WHAT IS EXPECTED: From the listing below, extract every line containing "注意事项".

EXCERPTED DATA:

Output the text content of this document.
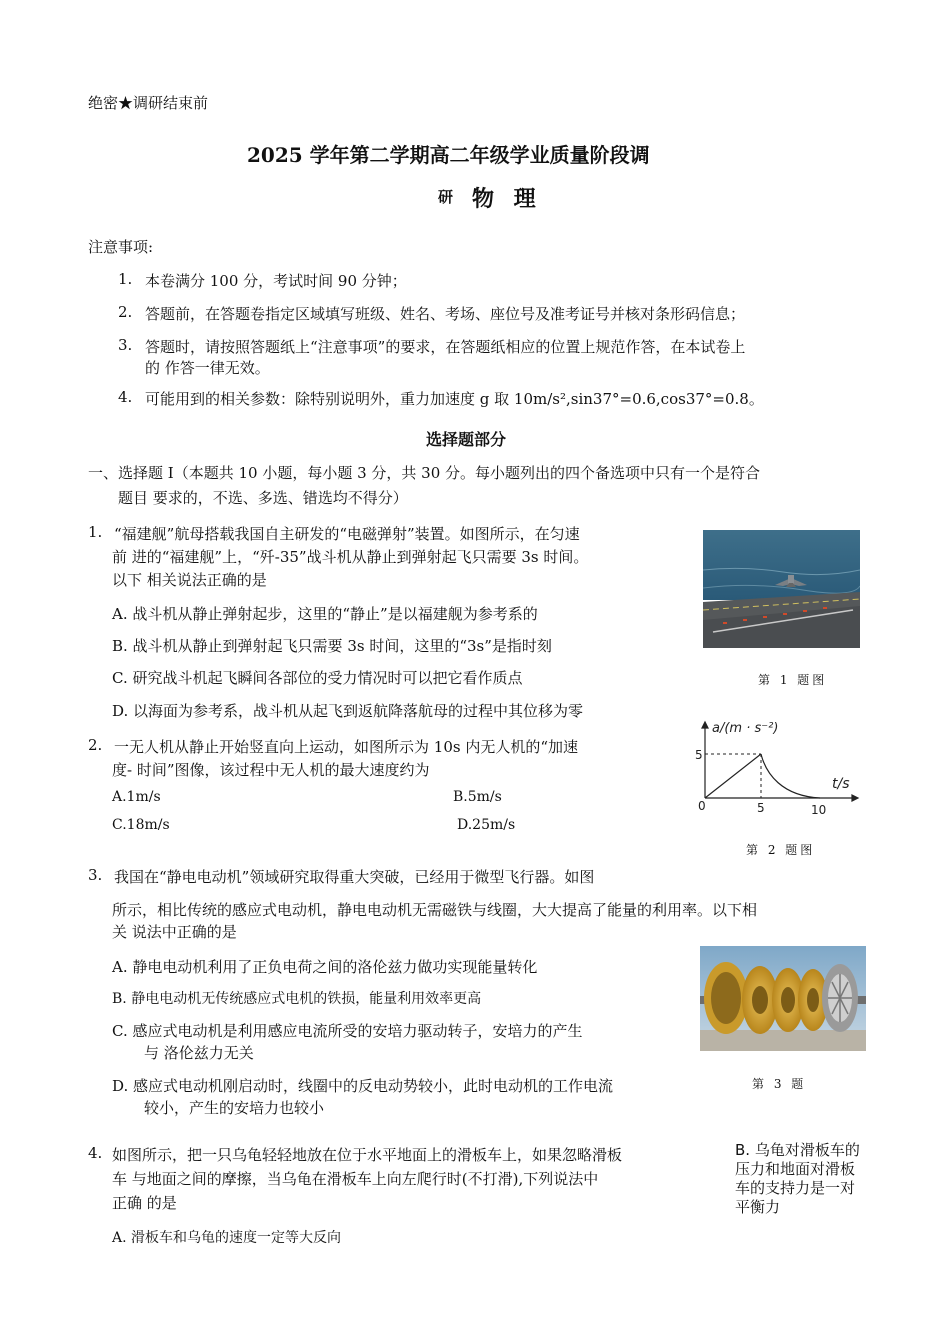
绝密★调研结束前
2025 学年第二学期高二年级学业质量阶段调
研 物 理
注意事项:
1. 本卷满分 100 分，考试时间 90 分钟；
2. 答题前，在答题卷指定区域填写班级、姓名、考场、座位号及准考证号并核对条形码信息；
3. 答题时，请按照答题纸上“注意事项”的要求，在答题纸相应的位置上规范作答，在本试卷上
的 作答一律无效。
4. 可能用到的相关参数：除特别说明外，重力加速度 g 取 10m/s²,sin37°=0.6,cos37°=0.8。
选择题部分
一、选择题 I（本题共 10 小题，每小题 3 分，共 30 分。每小题列出的四个备选项中只有一个是符合
题目 要求的，不选、多选、错选均不得分）
1. “福建舰”航母搭载我国自主研发的“电磁弹射”装置。如图所示，在匀速
前 进的“福建舰”上，“歼-35”战斗机从静止到弹射起飞只需要 3s 时间。
以下 相关说法正确的是
A. 战斗机从静止弹射起步，这里的“静止”是以福建舰为参考系的
B. 战斗机从静止到弹射起飞只需要 3s 时间，这里的“3s”是指时刻
C. 研究战斗机起飞瞬间各部位的受力情况时可以把它看作质点
D. 以海面为参考系，战斗机从起飞到返航降落航母的过程中其位移为零
第 1 题图
2. 一无人机从静止开始竖直向上运动，如图所示为 10s 内无人机的“加速
度- 时间”图像，该过程中无人机的最大速度约为
A.1m/s	B.5m/s
C.18m/s	D.25m/s
a/(m · s⁻²)
t/s
5
0	5	10
第 2 题图
3. 我国在“静电电动机”领域研究取得重大突破，已经用于微型飞行器。如图
所示，相比传统的感应式电动机，静电电动机无需磁铁与线圈，大大提高了能量的利用率。以下相
关 说法中正确的是
A. 静电电动机利用了正负电荷之间的洛伦兹力做功实现能量转化
B. 静电电动机无传统感应式电机的铁损，能量利用效率更高
C. 感应式电动机是利用感应电流所受的安培力驱动转子，安培力的产生
与 洛伦兹力无关
D. 感应式电动机刚启动时，线圈中的反电动势较小，此时电动机的工作电流
较小，产生的安培力也较小
第 3 题
4. 如图所示，把一只乌龟轻轻地放在位于水平地面上的滑板车上，如果忽略滑板
车 与地面之间的摩擦，当乌龟在滑板车上向左爬行时(不打滑),下列说法中
正确 的是
A. 滑板车和乌龟的速度一定等大反向
B. 乌龟对滑板车的压力和地面对滑板车的支持力是一对平衡力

EXERCISE ANSWER:
注意事项:
3. 答题时，请按照答题纸上“注意事项”的要求，在答题纸相应的位置上规范作答，在本试卷上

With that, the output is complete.